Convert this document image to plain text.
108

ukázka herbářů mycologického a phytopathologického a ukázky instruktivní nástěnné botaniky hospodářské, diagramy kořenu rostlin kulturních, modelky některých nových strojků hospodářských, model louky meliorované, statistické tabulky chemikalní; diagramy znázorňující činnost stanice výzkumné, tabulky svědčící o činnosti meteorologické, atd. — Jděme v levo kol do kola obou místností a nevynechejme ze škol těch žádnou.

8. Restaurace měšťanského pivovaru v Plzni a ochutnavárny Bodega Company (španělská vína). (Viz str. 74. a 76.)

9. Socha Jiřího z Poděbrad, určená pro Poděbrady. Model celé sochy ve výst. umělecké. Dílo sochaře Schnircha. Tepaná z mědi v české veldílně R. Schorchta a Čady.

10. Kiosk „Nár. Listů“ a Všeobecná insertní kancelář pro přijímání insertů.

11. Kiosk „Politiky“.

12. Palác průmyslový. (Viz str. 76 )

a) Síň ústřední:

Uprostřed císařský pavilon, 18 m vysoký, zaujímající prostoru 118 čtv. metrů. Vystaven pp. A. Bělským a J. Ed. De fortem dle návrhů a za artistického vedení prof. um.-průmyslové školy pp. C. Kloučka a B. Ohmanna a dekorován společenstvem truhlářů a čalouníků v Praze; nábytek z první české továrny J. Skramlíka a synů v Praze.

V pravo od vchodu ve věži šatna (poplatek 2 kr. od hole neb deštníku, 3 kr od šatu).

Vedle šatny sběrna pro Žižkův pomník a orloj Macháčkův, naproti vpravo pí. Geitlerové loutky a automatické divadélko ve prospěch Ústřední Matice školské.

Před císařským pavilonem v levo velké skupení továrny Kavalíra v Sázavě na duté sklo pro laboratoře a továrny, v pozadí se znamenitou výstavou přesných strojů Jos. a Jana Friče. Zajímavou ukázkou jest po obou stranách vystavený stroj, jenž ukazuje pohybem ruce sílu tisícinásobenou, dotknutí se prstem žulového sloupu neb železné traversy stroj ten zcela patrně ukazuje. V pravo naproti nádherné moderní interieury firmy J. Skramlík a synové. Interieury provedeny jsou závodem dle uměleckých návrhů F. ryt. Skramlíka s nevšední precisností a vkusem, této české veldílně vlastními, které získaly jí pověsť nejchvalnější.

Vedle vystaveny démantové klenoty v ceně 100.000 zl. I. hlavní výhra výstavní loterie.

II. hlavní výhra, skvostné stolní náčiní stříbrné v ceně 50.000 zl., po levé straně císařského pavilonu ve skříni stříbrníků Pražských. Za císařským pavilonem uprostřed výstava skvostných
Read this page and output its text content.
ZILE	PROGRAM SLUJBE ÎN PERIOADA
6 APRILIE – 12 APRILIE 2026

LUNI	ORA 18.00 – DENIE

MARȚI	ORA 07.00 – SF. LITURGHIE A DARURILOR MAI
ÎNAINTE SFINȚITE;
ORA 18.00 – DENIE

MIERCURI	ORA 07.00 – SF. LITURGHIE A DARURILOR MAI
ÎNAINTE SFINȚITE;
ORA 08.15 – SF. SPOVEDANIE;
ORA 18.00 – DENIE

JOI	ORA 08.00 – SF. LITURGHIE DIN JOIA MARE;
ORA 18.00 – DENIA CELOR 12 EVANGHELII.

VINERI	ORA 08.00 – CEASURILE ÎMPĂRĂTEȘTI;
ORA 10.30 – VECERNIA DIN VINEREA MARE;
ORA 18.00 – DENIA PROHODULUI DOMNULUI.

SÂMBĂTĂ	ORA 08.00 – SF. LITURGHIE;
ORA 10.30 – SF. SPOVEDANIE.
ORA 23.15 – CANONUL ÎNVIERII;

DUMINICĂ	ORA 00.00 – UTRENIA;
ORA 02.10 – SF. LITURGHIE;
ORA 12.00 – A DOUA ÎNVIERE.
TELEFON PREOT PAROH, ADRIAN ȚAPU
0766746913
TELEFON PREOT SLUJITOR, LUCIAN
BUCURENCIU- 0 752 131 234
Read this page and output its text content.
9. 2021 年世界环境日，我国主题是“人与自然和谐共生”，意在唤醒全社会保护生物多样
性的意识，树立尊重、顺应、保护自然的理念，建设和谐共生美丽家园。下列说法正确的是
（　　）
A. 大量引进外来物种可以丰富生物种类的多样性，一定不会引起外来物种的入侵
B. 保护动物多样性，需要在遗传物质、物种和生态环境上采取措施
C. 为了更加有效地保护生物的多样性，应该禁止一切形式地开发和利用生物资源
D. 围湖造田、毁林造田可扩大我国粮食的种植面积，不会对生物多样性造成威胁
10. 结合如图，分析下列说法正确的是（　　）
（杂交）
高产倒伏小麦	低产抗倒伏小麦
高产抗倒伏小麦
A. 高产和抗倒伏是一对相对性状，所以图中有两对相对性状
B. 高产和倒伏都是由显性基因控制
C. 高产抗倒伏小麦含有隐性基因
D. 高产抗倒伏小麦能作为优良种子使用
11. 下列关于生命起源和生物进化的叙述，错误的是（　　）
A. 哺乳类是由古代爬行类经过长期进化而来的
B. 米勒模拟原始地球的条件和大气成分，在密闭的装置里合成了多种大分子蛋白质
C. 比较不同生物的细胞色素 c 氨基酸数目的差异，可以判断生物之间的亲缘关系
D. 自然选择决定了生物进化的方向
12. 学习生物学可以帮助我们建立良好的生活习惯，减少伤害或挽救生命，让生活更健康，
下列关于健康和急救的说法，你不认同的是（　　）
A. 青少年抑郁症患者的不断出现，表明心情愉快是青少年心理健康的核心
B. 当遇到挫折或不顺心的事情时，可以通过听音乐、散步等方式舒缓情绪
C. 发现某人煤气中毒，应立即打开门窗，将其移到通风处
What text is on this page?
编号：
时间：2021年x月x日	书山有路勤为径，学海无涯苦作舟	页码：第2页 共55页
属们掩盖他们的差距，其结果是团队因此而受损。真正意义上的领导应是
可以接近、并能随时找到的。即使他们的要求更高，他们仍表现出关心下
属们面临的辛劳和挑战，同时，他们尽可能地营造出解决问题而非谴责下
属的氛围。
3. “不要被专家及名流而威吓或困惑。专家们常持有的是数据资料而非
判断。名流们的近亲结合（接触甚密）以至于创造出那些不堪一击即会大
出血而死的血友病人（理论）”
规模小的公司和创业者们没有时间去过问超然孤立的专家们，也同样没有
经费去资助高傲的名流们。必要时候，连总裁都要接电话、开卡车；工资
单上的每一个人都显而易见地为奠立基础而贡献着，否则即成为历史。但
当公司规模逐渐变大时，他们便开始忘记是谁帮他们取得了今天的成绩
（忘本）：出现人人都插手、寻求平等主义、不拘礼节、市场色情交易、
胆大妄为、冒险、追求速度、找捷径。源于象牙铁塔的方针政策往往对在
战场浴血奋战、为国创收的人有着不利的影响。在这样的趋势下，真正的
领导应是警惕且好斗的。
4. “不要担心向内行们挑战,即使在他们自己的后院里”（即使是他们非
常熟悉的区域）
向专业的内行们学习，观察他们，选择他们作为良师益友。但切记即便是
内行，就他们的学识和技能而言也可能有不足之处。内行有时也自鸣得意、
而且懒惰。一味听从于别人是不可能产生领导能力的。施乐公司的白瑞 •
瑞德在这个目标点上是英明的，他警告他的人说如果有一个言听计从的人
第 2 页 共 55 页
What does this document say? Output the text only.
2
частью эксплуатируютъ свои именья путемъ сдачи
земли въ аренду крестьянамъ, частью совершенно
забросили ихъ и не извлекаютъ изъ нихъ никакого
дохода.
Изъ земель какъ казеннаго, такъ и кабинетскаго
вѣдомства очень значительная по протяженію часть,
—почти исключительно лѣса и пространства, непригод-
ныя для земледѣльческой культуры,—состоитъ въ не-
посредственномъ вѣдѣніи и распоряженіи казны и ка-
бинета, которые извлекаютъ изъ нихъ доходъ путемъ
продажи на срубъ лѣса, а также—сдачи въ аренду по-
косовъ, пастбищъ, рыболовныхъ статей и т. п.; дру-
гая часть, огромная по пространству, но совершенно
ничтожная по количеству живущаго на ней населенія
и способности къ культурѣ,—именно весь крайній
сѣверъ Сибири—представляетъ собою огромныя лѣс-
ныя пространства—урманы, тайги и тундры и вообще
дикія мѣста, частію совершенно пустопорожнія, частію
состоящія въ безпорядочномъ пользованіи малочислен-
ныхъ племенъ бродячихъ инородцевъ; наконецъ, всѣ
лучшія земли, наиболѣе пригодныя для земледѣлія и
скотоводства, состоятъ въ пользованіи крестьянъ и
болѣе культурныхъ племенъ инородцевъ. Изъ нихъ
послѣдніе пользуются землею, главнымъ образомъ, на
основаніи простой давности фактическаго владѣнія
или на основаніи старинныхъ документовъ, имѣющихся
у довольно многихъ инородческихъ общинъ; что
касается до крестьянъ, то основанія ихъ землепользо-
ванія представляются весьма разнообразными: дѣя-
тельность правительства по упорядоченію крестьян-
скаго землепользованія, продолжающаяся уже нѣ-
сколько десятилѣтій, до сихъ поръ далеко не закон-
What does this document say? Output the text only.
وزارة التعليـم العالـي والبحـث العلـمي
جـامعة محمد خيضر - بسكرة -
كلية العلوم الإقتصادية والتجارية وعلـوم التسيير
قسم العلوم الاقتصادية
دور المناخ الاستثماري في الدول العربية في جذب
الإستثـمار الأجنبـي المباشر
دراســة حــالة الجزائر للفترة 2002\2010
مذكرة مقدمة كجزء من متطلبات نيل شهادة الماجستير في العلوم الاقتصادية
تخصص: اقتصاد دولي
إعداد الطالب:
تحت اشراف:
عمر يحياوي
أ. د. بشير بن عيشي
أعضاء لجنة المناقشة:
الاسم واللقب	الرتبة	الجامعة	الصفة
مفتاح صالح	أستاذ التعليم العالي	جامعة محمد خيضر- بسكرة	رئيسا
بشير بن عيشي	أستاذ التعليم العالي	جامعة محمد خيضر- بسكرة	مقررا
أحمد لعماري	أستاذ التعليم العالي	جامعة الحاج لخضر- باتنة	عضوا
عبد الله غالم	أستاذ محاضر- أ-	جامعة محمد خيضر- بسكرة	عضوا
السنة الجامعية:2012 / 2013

____________

> _What is required_
Scan the lines for the string "основаніи". Copy out each line that matches.

> _Correct result_
основаніи простой давности фактическаго владѣнія
или на основаніи старинныхъ документовъ, имѣющихся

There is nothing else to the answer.